## [Written request]
Skip the pictures and repeat each line of the data exactly.

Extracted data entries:
───

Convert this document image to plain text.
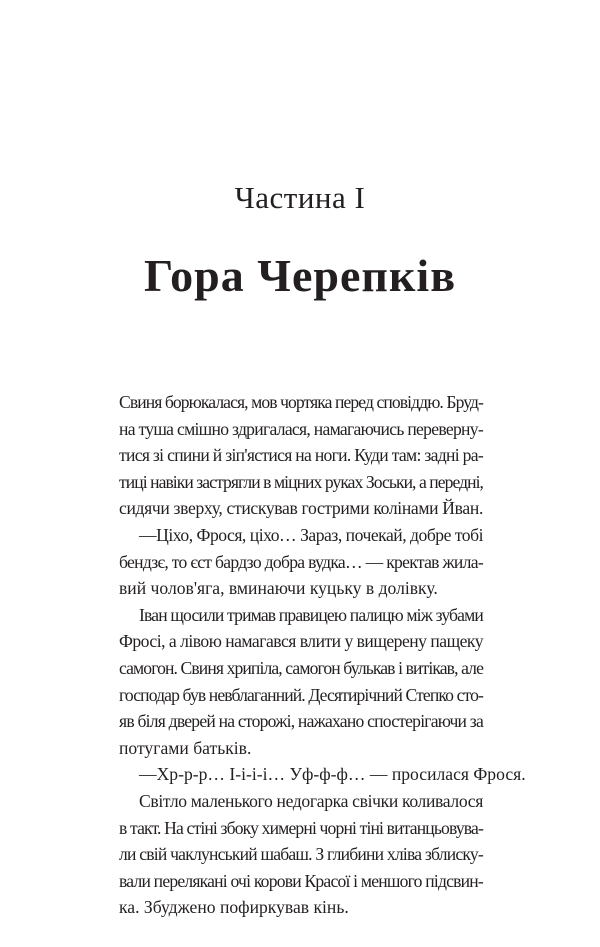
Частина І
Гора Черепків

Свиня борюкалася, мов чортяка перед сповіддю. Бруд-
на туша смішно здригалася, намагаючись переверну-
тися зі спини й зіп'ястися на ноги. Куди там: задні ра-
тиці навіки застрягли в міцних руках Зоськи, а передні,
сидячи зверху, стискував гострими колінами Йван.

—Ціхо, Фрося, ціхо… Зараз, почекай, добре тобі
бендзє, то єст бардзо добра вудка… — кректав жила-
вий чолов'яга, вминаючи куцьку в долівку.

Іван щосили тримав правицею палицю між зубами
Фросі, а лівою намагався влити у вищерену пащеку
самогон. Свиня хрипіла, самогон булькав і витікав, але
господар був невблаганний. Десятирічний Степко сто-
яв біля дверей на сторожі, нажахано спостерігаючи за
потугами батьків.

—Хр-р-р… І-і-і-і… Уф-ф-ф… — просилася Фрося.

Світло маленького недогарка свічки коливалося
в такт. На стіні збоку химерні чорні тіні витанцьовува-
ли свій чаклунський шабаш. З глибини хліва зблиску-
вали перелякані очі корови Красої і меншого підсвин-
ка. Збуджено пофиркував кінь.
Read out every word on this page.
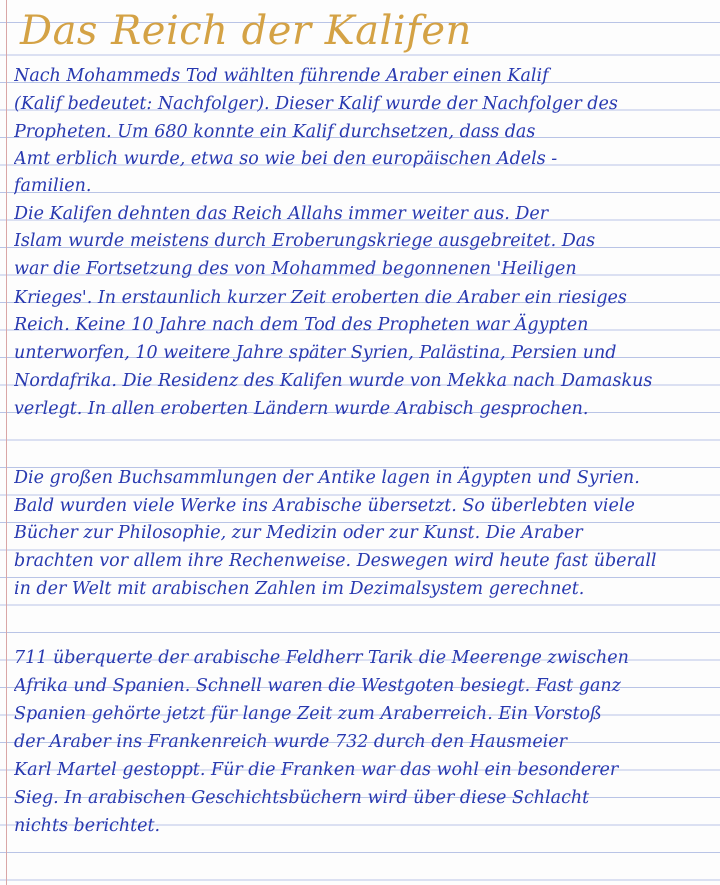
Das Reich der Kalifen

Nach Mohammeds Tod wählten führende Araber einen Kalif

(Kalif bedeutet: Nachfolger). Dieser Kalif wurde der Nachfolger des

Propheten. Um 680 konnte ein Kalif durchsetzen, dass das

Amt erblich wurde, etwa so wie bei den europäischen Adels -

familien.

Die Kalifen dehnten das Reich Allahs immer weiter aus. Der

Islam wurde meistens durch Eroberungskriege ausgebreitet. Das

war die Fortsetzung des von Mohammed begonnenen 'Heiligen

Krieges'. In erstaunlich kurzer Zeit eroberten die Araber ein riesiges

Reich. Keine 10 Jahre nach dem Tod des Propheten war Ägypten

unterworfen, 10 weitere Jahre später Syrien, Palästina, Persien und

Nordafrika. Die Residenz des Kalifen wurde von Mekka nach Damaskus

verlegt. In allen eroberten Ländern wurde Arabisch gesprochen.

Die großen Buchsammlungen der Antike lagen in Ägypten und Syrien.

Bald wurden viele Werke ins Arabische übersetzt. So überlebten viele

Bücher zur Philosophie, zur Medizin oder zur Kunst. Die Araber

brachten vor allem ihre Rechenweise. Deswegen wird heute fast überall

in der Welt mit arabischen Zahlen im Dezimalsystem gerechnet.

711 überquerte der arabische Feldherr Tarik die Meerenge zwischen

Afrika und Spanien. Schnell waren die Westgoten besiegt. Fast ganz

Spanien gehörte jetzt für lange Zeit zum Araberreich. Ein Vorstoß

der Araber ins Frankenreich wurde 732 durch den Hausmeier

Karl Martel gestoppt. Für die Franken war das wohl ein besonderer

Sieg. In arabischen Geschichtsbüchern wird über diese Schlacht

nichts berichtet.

───

## [Output]
Convert this document image to plain text.
Частина І
Гора Черепків

Свиня борюкалася, мов чортяка перед сповіддю. Бруд-
на туша смішно здригалася, намагаючись переверну-
тися зі спини й зіп'ястися на ноги. Куди там: задні ра-
тиці навіки застрягли в міцних руках Зоськи, а передні,
сидячи зверху, стискував гострими колінами Йван.

—Ціхо, Фрося, ціхо… Зараз, почекай, добре тобі
бендзє, то єст бардзо добра вудка… — кректав жила-
вий чолов'яга, вминаючи куцьку в долівку.

Іван щосили тримав правицею палицю між зубами
Фросі, а лівою намагався влити у вищерену пащеку
самогон. Свиня хрипіла, самогон булькав і витікав, але
господар був невблаганний. Десятирічний Степко сто-
яв біля дверей на сторожі, нажахано спостерігаючи за
потугами батьків.

—Хр-р-р… І-і-і-і… Уф-ф-ф… — просилася Фрося.

Світло маленького недогарка свічки коливалося
в такт. На стіні збоку химерні чорні тіні витанцьовува-
ли свій чаклунський шабаш. З глибини хліва зблиску-
вали перелякані очі корови Красої і меншого підсвин-
ка. Збуджено пофиркував кінь.
Read out every word on this page.
Das Reich der Kalifen

Nach Mohammeds Tod wählten führende Araber einen Kalif

(Kalif bedeutet: Nachfolger). Dieser Kalif wurde der Nachfolger des

Propheten. Um 680 konnte ein Kalif durchsetzen, dass das

Amt erblich wurde, etwa so wie bei den europäischen Adels -

familien.

Die Kalifen dehnten das Reich Allahs immer weiter aus. Der

Islam wurde meistens durch Eroberungskriege ausgebreitet. Das

war die Fortsetzung des von Mohammed begonnenen 'Heiligen

Krieges'. In erstaunlich kurzer Zeit eroberten die Araber ein riesiges

Reich. Keine 10 Jahre nach dem Tod des Propheten war Ägypten

unterworfen, 10 weitere Jahre später Syrien, Palästina, Persien und

Nordafrika. Die Residenz des Kalifen wurde von Mekka nach Damaskus

verlegt. In allen eroberten Ländern wurde Arabisch gesprochen.

Die großen Buchsammlungen der Antike lagen in Ägypten und Syrien.

Bald wurden viele Werke ins Arabische übersetzt. So überlebten viele

Bücher zur Philosophie, zur Medizin oder zur Kunst. Die Araber

brachten vor allem ihre Rechenweise. Deswegen wird heute fast überall

in der Welt mit arabischen Zahlen im Dezimalsystem gerechnet.

711 überquerte der arabische Feldherr Tarik die Meerenge zwischen

Afrika und Spanien. Schnell waren die Westgoten besiegt. Fast ganz

Spanien gehörte jetzt für lange Zeit zum Araberreich. Ein Vorstoß

der Araber ins Frankenreich wurde 732 durch den Hausmeier

Karl Martel gestoppt. Für die Franken war das wohl ein besonderer

Sieg. In arabischen Geschichtsbüchern wird über diese Schlacht

nichts berichtet.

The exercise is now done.